▶ PROMPT: Every line below must be reproduced exactly. Copy them all.

▶ TASK INPUT:

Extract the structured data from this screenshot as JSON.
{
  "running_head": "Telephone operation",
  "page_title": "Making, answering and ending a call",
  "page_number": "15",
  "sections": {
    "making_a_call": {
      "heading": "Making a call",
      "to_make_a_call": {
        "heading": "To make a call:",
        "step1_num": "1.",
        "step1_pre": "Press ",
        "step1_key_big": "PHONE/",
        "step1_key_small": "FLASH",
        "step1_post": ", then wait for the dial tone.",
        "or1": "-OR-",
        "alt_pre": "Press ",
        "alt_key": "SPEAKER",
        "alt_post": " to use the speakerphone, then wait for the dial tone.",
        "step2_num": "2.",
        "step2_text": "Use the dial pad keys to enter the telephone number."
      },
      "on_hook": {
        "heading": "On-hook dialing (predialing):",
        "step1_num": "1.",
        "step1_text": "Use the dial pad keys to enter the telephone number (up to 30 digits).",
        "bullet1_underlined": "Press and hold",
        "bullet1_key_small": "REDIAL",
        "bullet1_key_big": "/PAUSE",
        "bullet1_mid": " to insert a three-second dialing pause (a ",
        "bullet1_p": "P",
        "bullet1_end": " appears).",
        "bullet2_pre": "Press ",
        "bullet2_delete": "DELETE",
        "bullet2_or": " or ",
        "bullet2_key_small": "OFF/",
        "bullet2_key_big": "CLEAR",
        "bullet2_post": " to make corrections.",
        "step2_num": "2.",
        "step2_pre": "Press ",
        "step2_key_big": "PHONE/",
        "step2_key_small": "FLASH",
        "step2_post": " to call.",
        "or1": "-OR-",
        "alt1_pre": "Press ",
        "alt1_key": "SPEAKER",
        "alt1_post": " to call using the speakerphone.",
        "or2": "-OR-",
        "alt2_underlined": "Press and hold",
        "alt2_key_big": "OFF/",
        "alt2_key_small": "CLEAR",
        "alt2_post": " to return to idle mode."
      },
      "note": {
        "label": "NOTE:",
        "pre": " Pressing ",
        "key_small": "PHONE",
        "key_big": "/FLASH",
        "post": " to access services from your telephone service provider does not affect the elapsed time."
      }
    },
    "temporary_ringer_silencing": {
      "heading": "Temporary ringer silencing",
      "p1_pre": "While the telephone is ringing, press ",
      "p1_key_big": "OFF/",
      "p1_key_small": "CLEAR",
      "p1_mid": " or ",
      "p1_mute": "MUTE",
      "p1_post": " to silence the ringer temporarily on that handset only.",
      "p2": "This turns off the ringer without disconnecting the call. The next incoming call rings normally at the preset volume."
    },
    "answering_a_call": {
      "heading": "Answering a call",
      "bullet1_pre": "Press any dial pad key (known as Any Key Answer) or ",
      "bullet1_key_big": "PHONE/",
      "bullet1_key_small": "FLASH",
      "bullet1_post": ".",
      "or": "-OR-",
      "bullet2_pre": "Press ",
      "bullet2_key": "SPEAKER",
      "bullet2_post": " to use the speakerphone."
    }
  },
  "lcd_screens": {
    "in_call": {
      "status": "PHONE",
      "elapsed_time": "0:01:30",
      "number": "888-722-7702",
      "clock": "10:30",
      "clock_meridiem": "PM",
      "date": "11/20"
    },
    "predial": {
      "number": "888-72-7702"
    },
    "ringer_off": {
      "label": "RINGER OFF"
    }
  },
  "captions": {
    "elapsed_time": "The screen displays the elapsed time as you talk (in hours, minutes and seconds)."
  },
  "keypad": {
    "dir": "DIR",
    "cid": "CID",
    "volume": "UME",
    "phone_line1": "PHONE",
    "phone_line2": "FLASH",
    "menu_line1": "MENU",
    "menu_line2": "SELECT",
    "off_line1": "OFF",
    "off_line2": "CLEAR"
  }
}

▶ EXERCISE RESULT:
Extract the structured data from this screenshot as JSON.
{
  "running_head": "Telephone operation",
  "page_title": "Making, answering and ending a call",
  "page_number": "15",
  "sections": {
    "making_a_call": {
      "heading": "Making a call",
      "to_make_a_call": {
        "heading": "To make a call:",
        "step1_num": "1.",
        "step1_pre": "Press ",
        "step1_key_big": "PHONE/",
        "step1_key_small": "FLASH",
        "step1_post": ", then wait for the dial tone.",
        "or1": "-OR-",
        "alt_pre": "Press ",
        "alt_key": "SPEAKER",
        "alt_post": " to use the speakerphone, then wait for the dial tone.",
        "step2_num": "2.",
        "step2_text": "Use the dial pad keys to enter the telephone number."
      },
      "on_hook": {
        "heading": "On-hook dialing (predialing):",
        "step1_num": "1.",
        "step1_text": "Use the dial pad keys to enter the telephone number (up to 30 digits).",
        "bullet1_underlined": "Press and hold",
        "bullet1_key_small": "REDIAL",
        "bullet1_key_big": "/PAUSE",
        "bullet1_mid": " to insert a three-second dialing pause (a ",
        "bullet1_p": "P",
        "bullet1_end": " appears).",
        "bullet2_pre": "Press ",
        "bullet2_delete": "DELETE",
        "bullet2_or": " or ",
        "bullet2_key_small": "OFF/",
        "bullet2_key_big": "CLEAR",
        "bullet2_post": " to make corrections.",
        "step2_num": "2.",
        "step2_pre": "Press ",
        "step2_key_big": "PHONE/",
        "step2_key_small": "FLASH",
        "step2_post": " to call.",
        "or1": "-OR-",
        "alt1_pre": "Press ",
        "alt1_key": "SPEAKER",
        "alt1_post": " to call using the speakerphone.",
        "or2": "-OR-",
        "alt2_underlined": "Press and hold",
        "alt2_key_big": "OFF/",
        "alt2_key_small": "CLEAR",
        "alt2_post": " to return to idle mode."
      },
      "note": {
        "label": "NOTE:",
        "pre": " Pressing ",
        "key_small": "PHONE",
        "key_big": "/FLASH",
        "post": " to access services from your telephone service provider does not affect the elapsed time."
      }
    },
    "temporary_ringer_silencing": {
      "heading": "Temporary ringer silencing",
      "p1_pre": "While the telephone is ringing, press ",
      "p1_key_big": "OFF/",
      "p1_key_small": "CLEAR",
      "p1_mid": " or ",
      "p1_mute": "MUTE",
      "p1_post": " to silence the ringer temporarily on that handset only.",
      "p2": "This turns off the ringer without disconnecting the call. The next incoming call rings normally at the preset volume."
    },
    "answering_a_call": {
      "heading": "Answering a call",
      "bullet1_pre": "Press any dial pad key (known as Any Key Answer) or ",
      "bullet1_key_big": "PHONE/",
      "bullet1_key_small": "FLASH",
      "bullet1_post": ".",
      "or": "-OR-",
      "bullet2_pre": "Press ",
      "bullet2_key": "SPEAKER",
      "bullet2_post": " to use the speakerphone."
    }
  },
  "lcd_screens": {
    "in_call": {
      "status": "PHONE",
      "elapsed_time": "0:01:30",
      "number": "888-722-7702",
      "clock": "10:30",
      "clock_meridiem": "PM",
      "date": "11/20"
    },
    "predial": {
      "number": "888-72-7702"
    },
    "ringer_off": {
      "label": "RINGER OFF"
    }
  },
  "captions": {
    "elapsed_time": "The screen displays the elapsed time as you talk (in hours, minutes and seconds)."
  },
  "keypad": {
    "dir": "DIR",
    "cid": "CID",
    "volume": "UME",
    "phone_line1": "PHONE",
    "phone_line2": "FLASH",
    "menu_line1": "MENU",
    "menu_line2": "SELECT",
    "off_line1": "OFF",
    "off_line2": "CLEAR"
  }
}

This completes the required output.